--- begin ---
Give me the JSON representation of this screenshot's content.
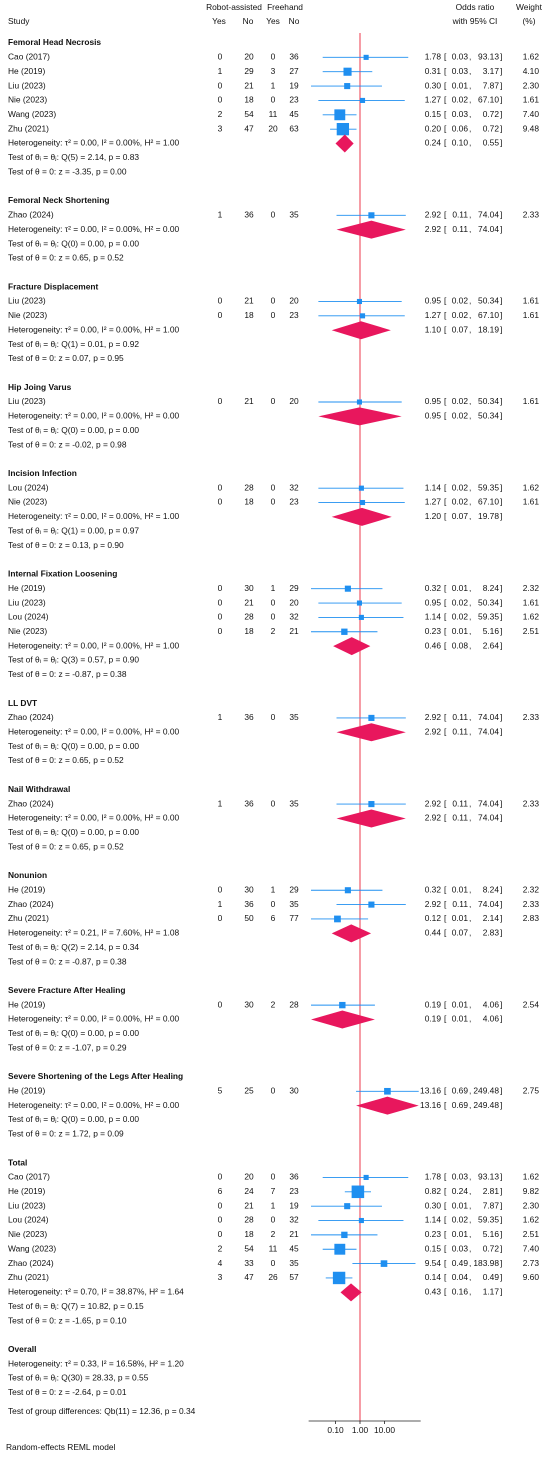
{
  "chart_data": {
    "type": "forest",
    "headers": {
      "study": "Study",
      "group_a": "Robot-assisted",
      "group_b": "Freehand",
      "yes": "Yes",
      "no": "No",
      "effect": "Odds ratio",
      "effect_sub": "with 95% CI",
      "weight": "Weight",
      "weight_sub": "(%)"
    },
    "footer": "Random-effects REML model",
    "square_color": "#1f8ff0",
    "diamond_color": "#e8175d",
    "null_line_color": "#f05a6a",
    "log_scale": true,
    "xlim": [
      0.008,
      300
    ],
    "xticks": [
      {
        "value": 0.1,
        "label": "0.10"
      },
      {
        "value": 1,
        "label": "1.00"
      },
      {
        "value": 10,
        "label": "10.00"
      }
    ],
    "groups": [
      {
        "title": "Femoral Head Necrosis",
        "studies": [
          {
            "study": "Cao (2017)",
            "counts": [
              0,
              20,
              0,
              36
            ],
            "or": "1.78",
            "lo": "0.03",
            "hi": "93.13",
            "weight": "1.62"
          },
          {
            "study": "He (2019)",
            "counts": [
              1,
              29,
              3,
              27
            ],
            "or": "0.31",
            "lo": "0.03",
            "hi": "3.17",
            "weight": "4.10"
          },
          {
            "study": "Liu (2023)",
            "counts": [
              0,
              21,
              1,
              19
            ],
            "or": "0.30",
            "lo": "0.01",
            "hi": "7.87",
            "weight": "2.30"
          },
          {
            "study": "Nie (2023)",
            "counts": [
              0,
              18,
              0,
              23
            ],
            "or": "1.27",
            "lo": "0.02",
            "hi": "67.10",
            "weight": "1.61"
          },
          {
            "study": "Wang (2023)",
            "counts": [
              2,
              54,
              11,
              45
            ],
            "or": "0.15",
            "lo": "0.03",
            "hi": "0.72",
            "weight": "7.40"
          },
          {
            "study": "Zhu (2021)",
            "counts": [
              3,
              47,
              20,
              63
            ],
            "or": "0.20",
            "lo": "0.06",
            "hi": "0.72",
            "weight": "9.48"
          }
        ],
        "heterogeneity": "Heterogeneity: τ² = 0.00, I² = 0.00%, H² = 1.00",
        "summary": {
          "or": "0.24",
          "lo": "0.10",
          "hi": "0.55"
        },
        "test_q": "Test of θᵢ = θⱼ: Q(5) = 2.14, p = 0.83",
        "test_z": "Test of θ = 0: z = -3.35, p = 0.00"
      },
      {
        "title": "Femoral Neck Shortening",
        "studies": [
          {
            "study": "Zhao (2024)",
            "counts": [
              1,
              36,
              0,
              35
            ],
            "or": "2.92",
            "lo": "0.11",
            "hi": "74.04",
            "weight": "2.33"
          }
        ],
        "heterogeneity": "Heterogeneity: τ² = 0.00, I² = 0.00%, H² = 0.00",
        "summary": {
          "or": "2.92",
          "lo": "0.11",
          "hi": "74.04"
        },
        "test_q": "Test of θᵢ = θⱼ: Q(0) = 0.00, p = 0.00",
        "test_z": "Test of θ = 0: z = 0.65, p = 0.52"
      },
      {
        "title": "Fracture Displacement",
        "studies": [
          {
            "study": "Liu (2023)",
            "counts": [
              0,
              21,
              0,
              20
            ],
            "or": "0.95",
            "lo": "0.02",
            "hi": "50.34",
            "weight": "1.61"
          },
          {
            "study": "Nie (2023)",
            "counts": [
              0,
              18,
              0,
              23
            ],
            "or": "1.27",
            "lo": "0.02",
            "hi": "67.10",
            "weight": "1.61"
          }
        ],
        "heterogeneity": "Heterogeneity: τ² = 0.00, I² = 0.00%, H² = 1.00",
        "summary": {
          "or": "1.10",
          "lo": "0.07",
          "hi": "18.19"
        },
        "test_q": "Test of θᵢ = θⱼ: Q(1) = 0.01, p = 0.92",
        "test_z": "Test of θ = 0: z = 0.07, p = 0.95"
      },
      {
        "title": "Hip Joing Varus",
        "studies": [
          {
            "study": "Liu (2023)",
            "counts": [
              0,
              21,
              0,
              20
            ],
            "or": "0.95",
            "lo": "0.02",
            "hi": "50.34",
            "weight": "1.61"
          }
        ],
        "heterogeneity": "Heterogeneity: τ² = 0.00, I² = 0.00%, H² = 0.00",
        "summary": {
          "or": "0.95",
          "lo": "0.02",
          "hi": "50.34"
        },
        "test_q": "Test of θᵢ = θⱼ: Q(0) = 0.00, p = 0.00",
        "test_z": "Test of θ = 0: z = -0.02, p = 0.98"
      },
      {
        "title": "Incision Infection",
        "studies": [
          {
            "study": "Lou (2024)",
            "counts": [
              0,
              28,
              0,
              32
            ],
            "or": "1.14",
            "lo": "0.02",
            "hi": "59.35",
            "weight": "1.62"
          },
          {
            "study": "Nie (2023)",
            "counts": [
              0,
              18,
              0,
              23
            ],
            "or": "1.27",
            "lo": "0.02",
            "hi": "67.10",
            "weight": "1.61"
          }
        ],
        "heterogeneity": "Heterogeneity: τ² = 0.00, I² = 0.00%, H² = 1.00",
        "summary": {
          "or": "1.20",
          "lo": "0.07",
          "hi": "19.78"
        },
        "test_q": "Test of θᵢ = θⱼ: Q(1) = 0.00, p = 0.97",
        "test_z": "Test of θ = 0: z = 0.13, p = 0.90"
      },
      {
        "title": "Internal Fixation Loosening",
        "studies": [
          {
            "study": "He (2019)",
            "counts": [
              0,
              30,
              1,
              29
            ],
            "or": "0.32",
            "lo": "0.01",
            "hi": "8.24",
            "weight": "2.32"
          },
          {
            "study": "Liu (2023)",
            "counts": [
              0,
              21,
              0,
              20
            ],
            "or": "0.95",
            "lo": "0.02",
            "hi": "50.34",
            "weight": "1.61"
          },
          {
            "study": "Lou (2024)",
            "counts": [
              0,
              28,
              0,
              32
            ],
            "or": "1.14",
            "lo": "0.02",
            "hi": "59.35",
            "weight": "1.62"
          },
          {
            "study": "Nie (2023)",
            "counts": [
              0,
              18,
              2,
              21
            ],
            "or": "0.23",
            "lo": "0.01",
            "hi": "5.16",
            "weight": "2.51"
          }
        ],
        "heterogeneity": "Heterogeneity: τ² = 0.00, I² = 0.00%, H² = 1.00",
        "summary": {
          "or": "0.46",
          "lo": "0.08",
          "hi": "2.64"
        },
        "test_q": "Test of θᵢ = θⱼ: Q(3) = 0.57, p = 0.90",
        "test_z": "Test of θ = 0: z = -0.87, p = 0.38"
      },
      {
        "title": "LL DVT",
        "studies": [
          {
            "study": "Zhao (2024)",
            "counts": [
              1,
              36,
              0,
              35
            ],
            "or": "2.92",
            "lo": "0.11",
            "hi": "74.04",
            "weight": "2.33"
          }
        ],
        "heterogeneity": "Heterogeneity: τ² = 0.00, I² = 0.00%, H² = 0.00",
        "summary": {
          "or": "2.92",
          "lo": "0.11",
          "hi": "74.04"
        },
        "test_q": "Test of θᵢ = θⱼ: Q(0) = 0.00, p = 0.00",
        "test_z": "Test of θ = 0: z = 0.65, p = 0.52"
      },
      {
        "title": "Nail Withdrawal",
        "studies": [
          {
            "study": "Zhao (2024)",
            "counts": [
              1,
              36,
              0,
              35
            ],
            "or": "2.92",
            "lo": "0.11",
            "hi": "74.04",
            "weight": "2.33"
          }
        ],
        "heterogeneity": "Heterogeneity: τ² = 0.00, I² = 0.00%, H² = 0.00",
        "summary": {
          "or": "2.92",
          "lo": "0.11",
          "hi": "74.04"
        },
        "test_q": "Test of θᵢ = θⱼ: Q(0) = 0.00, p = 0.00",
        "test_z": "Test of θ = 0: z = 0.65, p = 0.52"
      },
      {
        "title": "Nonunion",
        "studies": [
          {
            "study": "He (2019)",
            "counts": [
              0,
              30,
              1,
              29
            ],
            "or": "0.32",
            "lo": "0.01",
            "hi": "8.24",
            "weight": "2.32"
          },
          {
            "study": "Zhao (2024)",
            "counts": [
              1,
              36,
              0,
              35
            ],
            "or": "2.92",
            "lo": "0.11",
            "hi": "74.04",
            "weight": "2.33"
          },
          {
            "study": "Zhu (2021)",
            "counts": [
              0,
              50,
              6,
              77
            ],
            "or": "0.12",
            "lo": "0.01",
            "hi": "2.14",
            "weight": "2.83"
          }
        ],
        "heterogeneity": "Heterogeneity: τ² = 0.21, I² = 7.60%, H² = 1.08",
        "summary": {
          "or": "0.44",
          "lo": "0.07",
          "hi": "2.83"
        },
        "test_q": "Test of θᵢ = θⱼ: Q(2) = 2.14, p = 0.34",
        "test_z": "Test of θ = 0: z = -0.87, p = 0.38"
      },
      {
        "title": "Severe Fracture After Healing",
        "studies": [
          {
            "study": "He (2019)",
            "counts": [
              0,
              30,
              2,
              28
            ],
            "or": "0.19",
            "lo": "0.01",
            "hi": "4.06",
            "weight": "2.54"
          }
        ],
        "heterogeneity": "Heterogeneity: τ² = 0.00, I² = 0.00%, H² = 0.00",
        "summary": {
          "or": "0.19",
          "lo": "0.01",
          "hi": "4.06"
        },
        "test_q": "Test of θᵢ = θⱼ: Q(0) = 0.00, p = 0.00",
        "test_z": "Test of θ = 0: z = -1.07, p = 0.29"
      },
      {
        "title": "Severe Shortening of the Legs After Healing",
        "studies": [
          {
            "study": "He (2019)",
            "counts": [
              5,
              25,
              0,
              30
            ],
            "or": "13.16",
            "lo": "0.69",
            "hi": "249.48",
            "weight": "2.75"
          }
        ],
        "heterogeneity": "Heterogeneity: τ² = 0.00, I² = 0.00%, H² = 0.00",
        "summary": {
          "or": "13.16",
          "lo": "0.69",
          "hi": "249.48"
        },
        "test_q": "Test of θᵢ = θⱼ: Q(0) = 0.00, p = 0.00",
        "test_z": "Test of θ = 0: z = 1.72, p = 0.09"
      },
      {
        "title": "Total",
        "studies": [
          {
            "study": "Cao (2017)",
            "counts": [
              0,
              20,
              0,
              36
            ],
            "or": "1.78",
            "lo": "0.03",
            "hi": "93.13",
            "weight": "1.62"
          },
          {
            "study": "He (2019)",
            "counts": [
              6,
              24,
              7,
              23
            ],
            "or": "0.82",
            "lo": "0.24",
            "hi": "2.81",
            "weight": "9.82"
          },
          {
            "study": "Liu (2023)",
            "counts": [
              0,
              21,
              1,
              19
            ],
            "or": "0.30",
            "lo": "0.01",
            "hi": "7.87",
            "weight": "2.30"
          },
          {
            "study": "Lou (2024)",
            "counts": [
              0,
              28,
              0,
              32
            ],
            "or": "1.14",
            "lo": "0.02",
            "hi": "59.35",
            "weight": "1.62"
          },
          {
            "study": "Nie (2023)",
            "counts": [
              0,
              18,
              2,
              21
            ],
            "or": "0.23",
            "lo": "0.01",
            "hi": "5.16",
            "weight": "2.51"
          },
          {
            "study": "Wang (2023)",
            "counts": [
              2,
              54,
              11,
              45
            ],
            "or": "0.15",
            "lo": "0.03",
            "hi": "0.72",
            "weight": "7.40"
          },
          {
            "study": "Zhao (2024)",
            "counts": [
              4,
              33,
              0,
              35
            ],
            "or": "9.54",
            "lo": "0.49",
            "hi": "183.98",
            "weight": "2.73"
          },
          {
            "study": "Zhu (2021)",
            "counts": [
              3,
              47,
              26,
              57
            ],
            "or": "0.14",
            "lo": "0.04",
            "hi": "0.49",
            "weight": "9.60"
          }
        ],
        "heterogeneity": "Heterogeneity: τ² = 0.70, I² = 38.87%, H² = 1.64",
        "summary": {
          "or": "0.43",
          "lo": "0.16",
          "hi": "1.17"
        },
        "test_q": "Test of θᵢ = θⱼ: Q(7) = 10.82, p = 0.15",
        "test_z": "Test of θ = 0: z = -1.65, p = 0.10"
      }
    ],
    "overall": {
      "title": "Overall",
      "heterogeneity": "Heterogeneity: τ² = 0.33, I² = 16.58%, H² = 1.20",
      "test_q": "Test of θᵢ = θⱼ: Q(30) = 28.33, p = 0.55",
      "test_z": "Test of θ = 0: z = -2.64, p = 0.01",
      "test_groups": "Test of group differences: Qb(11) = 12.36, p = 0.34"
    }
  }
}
--- end ---
▶ [The problem]
Look through the entries and return every line where "Healing" appears.

▶ [The answer]
        "title": "Severe Fracture After Healing",
        "title": "Severe Shortening of the Legs After Healing",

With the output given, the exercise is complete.